### Request
Each line of the listing that contains the word "JSON" is to be copied.

### Data excerpts
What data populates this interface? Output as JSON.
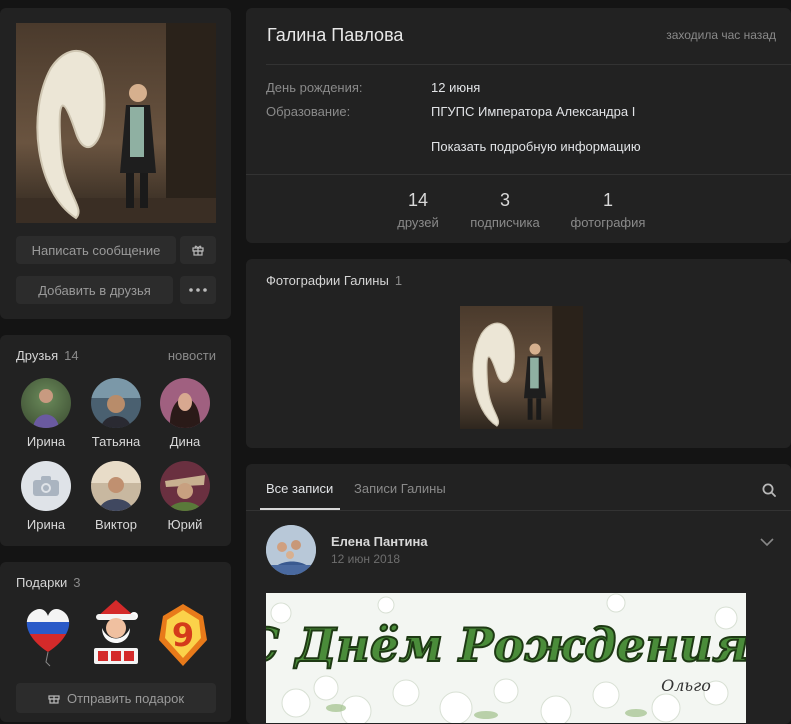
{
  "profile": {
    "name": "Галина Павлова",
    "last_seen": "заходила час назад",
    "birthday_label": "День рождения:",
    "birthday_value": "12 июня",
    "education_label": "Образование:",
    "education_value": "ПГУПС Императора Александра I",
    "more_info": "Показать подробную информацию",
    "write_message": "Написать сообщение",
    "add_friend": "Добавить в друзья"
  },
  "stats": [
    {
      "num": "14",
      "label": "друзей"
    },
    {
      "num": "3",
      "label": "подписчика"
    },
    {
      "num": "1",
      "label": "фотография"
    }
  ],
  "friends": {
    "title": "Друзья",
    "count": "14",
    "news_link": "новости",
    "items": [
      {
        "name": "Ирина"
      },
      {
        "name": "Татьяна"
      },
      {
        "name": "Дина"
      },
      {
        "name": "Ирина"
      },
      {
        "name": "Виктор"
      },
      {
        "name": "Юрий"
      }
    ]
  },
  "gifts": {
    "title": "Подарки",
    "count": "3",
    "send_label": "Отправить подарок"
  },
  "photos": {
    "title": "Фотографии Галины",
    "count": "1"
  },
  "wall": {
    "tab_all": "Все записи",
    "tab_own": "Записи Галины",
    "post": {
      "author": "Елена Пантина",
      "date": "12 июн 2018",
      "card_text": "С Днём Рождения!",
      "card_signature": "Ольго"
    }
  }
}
--
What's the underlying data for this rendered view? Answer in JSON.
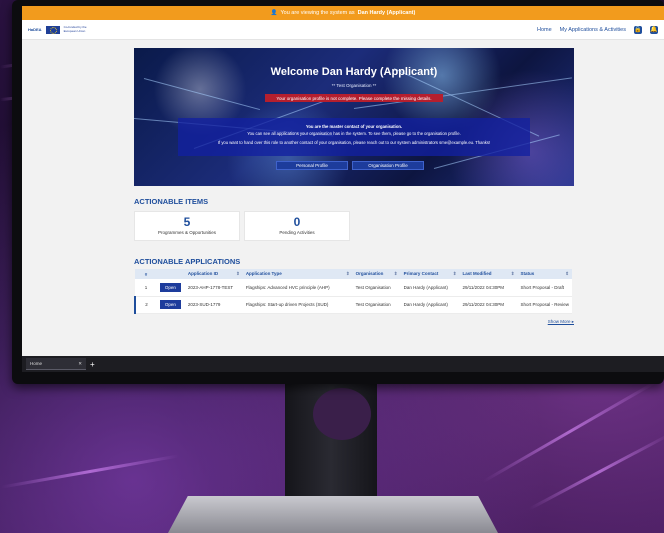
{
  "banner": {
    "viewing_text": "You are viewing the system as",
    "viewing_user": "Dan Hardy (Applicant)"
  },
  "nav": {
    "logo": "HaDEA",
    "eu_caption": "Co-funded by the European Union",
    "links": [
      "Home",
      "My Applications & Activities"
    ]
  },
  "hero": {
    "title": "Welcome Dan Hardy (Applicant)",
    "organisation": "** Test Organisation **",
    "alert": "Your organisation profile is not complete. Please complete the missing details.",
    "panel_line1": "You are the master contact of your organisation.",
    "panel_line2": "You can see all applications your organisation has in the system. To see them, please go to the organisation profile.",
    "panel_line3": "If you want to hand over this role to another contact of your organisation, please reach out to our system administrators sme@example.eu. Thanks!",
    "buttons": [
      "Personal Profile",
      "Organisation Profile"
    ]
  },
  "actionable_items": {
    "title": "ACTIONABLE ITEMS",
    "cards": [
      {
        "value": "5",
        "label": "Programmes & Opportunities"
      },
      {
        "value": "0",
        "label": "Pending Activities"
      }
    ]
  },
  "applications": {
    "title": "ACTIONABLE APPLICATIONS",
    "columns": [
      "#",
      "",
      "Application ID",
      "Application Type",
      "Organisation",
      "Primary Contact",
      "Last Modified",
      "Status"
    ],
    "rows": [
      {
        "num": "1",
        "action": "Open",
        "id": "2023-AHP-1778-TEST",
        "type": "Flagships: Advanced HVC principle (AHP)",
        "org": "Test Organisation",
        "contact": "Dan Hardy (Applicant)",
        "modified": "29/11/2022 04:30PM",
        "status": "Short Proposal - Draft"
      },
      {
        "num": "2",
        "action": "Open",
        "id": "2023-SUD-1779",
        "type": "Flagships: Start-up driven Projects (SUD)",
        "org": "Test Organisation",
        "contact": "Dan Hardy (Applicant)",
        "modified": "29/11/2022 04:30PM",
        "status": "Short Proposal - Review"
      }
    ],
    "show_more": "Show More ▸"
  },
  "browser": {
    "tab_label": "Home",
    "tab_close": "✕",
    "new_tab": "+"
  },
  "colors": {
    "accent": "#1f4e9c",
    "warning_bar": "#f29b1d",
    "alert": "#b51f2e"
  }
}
...
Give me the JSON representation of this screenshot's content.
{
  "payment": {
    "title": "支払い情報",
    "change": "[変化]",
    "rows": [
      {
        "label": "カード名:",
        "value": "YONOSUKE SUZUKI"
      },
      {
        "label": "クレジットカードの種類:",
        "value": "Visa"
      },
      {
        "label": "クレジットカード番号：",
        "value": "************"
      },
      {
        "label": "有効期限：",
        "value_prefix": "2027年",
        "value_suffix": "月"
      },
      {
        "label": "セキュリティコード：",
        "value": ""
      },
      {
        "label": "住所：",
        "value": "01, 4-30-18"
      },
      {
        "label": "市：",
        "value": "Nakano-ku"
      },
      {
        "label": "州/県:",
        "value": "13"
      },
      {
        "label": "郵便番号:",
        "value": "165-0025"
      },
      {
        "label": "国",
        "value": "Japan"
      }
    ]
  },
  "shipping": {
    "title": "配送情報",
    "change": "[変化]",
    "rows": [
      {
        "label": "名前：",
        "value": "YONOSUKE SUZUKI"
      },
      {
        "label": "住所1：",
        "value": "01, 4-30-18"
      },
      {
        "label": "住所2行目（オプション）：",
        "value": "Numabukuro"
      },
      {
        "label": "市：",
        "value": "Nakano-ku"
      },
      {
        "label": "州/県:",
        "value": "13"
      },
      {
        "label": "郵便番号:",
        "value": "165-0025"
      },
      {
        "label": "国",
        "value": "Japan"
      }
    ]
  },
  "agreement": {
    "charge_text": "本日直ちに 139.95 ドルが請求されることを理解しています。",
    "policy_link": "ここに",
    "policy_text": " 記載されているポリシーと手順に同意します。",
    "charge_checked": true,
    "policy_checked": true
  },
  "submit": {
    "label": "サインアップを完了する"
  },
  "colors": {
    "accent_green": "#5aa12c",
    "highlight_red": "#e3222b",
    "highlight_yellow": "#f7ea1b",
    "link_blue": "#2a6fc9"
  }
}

### Expected answer
What data populates this interface? Output as JSON.
What's the underlying data for this rendered view? Answer in JSON.
Give me the JSON representation of this screenshot's content.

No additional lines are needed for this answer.